(Entries with figure data)
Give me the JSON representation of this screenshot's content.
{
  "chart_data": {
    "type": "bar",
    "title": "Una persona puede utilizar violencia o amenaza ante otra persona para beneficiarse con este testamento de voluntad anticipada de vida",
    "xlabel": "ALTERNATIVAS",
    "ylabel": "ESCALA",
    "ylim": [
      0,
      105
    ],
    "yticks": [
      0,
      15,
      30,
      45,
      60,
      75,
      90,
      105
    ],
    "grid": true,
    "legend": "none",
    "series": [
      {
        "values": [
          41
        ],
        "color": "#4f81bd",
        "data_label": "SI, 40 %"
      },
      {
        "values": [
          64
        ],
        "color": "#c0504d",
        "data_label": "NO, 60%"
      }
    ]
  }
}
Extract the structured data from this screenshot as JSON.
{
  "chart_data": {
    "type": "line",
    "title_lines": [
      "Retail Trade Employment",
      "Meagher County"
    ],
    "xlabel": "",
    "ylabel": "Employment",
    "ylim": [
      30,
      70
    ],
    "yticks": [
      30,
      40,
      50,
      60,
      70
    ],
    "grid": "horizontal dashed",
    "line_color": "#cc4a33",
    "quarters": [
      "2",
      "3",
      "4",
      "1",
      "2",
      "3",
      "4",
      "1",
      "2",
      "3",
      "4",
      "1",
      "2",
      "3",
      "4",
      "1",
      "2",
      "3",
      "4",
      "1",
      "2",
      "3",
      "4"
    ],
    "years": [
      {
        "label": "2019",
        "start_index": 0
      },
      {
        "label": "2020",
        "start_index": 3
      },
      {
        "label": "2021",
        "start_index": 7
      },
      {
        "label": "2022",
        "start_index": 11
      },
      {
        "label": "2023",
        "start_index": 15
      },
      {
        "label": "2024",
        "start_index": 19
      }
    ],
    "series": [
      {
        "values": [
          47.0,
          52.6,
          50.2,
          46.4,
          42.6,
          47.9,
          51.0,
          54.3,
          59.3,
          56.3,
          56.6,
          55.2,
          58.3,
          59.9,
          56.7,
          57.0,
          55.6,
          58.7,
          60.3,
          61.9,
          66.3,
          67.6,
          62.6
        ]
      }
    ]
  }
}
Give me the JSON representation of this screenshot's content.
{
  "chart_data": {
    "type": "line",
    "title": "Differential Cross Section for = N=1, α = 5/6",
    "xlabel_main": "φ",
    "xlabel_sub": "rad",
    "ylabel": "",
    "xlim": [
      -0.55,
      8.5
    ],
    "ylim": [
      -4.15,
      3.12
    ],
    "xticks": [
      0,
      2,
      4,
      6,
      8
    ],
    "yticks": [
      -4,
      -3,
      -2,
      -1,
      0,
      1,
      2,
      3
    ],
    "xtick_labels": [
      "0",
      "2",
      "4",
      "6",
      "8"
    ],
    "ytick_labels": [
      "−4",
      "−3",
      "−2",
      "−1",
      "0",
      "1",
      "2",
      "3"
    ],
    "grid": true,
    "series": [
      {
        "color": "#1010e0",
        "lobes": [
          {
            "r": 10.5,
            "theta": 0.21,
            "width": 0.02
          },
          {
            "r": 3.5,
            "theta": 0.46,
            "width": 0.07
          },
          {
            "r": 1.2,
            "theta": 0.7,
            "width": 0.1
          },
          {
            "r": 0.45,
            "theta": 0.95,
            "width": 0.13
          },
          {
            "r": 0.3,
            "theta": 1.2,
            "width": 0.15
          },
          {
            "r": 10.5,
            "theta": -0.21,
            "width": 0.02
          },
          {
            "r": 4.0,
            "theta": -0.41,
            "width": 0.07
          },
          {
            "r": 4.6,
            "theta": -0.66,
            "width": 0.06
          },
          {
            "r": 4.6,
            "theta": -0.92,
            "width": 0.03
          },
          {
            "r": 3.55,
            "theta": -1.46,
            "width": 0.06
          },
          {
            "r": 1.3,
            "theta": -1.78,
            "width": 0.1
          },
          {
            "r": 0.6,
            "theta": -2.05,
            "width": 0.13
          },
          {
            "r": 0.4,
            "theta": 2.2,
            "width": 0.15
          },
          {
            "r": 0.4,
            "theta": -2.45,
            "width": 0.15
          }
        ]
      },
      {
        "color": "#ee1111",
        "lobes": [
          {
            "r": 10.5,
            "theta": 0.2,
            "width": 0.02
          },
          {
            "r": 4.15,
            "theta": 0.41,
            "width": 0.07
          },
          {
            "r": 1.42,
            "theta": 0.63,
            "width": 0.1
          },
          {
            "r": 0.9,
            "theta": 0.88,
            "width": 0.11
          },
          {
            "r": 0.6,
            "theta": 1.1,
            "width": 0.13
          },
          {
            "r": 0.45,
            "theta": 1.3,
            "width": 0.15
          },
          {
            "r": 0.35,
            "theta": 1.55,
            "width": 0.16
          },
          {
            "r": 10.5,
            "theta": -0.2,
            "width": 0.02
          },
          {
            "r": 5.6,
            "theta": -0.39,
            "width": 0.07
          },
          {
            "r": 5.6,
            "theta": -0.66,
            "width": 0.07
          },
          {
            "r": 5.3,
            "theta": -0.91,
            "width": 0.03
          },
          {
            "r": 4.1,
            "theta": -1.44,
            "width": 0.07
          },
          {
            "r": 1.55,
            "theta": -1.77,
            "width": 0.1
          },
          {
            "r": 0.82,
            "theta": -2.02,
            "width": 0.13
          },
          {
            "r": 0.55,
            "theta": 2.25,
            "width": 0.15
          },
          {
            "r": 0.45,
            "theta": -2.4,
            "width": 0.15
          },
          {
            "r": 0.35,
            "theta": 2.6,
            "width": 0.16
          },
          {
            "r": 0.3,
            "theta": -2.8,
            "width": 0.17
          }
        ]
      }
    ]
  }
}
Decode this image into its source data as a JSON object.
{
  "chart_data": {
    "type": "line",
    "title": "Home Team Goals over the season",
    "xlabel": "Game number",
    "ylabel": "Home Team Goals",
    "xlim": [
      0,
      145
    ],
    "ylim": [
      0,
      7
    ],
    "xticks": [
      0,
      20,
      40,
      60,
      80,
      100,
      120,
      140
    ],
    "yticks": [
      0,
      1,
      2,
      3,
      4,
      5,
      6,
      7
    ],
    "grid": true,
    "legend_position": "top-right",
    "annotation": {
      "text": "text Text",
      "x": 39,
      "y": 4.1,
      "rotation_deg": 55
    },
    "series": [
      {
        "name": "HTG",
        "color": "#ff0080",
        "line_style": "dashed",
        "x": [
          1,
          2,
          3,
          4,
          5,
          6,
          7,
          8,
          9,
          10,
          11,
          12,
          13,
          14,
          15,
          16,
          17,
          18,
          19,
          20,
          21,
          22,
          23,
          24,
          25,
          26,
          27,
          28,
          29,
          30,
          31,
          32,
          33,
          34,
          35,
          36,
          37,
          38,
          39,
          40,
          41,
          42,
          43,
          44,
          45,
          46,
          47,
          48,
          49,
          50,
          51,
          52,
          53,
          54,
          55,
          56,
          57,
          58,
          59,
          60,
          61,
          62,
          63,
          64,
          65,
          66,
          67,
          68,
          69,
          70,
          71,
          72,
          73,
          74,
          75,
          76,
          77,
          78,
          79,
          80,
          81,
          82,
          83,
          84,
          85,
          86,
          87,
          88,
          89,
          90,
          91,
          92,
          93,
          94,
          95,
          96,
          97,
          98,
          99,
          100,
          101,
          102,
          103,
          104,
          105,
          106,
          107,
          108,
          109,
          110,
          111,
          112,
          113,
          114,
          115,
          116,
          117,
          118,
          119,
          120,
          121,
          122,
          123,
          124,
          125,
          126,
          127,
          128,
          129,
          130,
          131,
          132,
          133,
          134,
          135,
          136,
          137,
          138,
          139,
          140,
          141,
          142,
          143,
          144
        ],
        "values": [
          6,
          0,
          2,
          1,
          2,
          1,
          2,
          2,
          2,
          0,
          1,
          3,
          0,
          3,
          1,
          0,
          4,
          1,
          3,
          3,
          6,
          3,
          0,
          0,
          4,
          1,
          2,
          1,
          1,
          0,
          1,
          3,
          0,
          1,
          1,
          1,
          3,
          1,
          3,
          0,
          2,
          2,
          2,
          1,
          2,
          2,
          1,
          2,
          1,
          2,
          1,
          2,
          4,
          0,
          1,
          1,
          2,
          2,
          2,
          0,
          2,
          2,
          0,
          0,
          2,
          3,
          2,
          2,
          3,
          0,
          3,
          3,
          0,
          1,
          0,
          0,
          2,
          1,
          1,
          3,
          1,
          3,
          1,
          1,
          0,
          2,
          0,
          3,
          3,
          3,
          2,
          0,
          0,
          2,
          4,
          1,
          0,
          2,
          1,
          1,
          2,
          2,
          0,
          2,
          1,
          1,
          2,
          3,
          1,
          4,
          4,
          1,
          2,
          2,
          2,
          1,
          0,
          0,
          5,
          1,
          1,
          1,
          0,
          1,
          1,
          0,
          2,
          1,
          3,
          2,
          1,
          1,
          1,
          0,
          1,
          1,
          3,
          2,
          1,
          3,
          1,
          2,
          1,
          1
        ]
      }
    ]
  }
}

## Problem statement
Read the lines above. Gather those in which the string "Team" is found.

## Output for this task
    "title": "Home Team Goals over the season",
    "ylabel": "Home Team Goals",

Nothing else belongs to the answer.